* Begin *

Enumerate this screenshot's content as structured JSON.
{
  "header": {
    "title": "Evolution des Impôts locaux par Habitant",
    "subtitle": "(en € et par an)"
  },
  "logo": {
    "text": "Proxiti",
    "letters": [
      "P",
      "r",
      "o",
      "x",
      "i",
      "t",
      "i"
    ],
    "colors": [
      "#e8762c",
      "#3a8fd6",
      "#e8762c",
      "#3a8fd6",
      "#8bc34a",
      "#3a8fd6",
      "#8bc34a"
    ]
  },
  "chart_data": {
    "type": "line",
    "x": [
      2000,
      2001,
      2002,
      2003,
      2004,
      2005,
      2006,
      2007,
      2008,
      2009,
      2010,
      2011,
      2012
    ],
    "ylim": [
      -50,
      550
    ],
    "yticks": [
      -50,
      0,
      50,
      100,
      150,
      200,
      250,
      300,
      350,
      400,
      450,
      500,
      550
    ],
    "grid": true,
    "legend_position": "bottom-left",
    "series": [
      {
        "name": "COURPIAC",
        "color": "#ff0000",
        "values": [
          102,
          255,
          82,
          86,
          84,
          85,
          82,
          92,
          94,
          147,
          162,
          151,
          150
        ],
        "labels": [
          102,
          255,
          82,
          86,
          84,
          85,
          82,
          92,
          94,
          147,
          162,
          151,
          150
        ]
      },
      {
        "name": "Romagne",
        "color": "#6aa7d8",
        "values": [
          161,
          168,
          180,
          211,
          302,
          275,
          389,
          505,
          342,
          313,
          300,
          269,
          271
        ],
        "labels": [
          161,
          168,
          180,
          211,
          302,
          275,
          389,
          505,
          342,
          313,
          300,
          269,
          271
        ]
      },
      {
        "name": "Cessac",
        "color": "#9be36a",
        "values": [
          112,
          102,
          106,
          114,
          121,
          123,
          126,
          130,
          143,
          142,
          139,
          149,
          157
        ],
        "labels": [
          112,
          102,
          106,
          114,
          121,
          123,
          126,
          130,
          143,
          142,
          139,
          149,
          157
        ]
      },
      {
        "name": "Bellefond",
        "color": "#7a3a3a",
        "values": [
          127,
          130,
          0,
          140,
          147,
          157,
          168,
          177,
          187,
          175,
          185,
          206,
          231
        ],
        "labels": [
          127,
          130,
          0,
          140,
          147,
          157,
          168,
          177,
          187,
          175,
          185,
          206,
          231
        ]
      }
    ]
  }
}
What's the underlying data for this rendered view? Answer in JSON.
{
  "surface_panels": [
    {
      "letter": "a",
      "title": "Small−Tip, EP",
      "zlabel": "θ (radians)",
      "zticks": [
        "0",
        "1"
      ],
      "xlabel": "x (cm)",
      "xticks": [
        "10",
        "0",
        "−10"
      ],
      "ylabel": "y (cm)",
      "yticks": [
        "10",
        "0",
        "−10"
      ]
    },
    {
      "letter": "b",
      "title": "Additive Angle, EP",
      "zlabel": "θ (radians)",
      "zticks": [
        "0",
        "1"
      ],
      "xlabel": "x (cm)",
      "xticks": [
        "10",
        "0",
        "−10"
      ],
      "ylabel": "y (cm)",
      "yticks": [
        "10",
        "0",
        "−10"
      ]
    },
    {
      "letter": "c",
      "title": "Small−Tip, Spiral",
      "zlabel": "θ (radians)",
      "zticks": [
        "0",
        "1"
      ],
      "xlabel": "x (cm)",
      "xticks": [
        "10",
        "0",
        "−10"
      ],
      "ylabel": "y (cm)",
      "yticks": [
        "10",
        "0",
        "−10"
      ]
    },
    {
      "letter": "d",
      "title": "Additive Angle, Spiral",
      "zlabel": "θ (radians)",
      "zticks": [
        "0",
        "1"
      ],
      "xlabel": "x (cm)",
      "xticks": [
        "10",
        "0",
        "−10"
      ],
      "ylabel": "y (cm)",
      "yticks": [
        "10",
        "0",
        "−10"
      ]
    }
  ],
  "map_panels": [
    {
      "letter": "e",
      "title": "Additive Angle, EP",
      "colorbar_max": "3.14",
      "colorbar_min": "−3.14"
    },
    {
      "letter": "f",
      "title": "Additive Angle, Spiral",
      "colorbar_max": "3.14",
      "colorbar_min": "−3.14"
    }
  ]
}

* End *

> [Problem description]: Print out every entry, keeping each one exact.

> [Result below]:
Enumerate this screenshot's content as structured JSON.
{
  "header": {
    "title": "Evolution des Impôts locaux par Habitant",
    "subtitle": "(en € et par an)"
  },
  "logo": {
    "text": "Proxiti",
    "letters": [
      "P",
      "r",
      "o",
      "x",
      "i",
      "t",
      "i"
    ],
    "colors": [
      "#e8762c",
      "#3a8fd6",
      "#e8762c",
      "#3a8fd6",
      "#8bc34a",
      "#3a8fd6",
      "#8bc34a"
    ]
  },
  "chart_data": {
    "type": "line",
    "x": [
      2000,
      2001,
      2002,
      2003,
      2004,
      2005,
      2006,
      2007,
      2008,
      2009,
      2010,
      2011,
      2012
    ],
    "ylim": [
      -50,
      550
    ],
    "yticks": [
      -50,
      0,
      50,
      100,
      150,
      200,
      250,
      300,
      350,
      400,
      450,
      500,
      550
    ],
    "grid": true,
    "legend_position": "bottom-left",
    "series": [
      {
        "name": "COURPIAC",
        "color": "#ff0000",
        "values": [
          102,
          255,
          82,
          86,
          84,
          85,
          82,
          92,
          94,
          147,
          162,
          151,
          150
        ],
        "labels": [
          102,
          255,
          82,
          86,
          84,
          85,
          82,
          92,
          94,
          147,
          162,
          151,
          150
        ]
      },
      {
        "name": "Romagne",
        "color": "#6aa7d8",
        "values": [
          161,
          168,
          180,
          211,
          302,
          275,
          389,
          505,
          342,
          313,
          300,
          269,
          271
        ],
        "labels": [
          161,
          168,
          180,
          211,
          302,
          275,
          389,
          505,
          342,
          313,
          300,
          269,
          271
        ]
      },
      {
        "name": "Cessac",
        "color": "#9be36a",
        "values": [
          112,
          102,
          106,
          114,
          121,
          123,
          126,
          130,
          143,
          142,
          139,
          149,
          157
        ],
        "labels": [
          112,
          102,
          106,
          114,
          121,
          123,
          126,
          130,
          143,
          142,
          139,
          149,
          157
        ]
      },
      {
        "name": "Bellefond",
        "color": "#7a3a3a",
        "values": [
          127,
          130,
          0,
          140,
          147,
          157,
          168,
          177,
          187,
          175,
          185,
          206,
          231
        ],
        "labels": [
          127,
          130,
          0,
          140,
          147,
          157,
          168,
          177,
          187,
          175,
          185,
          206,
          231
        ]
      }
    ]
  }
}
What's the underlying data for this rendered view? Answer in JSON.
{
  "surface_panels": [
    {
      "letter": "a",
      "title": "Small−Tip, EP",
      "zlabel": "θ (radians)",
      "zticks": [
        "0",
        "1"
      ],
      "xlabel": "x (cm)",
      "xticks": [
        "10",
        "0",
        "−10"
      ],
      "ylabel": "y (cm)",
      "yticks": [
        "10",
        "0",
        "−10"
      ]
    },
    {
      "letter": "b",
      "title": "Additive Angle, EP",
      "zlabel": "θ (radians)",
      "zticks": [
        "0",
        "1"
      ],
      "xlabel": "x (cm)",
      "xticks": [
        "10",
        "0",
        "−10"
      ],
      "ylabel": "y (cm)",
      "yticks": [
        "10",
        "0",
        "−10"
      ]
    },
    {
      "letter": "c",
      "title": "Small−Tip, Spiral",
      "zlabel": "θ (radians)",
      "zticks": [
        "0",
        "1"
      ],
      "xlabel": "x (cm)",
      "xticks": [
        "10",
        "0",
        "−10"
      ],
      "ylabel": "y (cm)",
      "yticks": [
        "10",
        "0",
        "−10"
      ]
    },
    {
      "letter": "d",
      "title": "Additive Angle, Spiral",
      "zlabel": "θ (radians)",
      "zticks": [
        "0",
        "1"
      ],
      "xlabel": "x (cm)",
      "xticks": [
        "10",
        "0",
        "−10"
      ],
      "ylabel": "y (cm)",
      "yticks": [
        "10",
        "0",
        "−10"
      ]
    }
  ],
  "map_panels": [
    {
      "letter": "e",
      "title": "Additive Angle, EP",
      "colorbar_max": "3.14",
      "colorbar_min": "−3.14"
    },
    {
      "letter": "f",
      "title": "Additive Angle, Spiral",
      "colorbar_max": "3.14",
      "colorbar_min": "−3.14"
    }
  ]
}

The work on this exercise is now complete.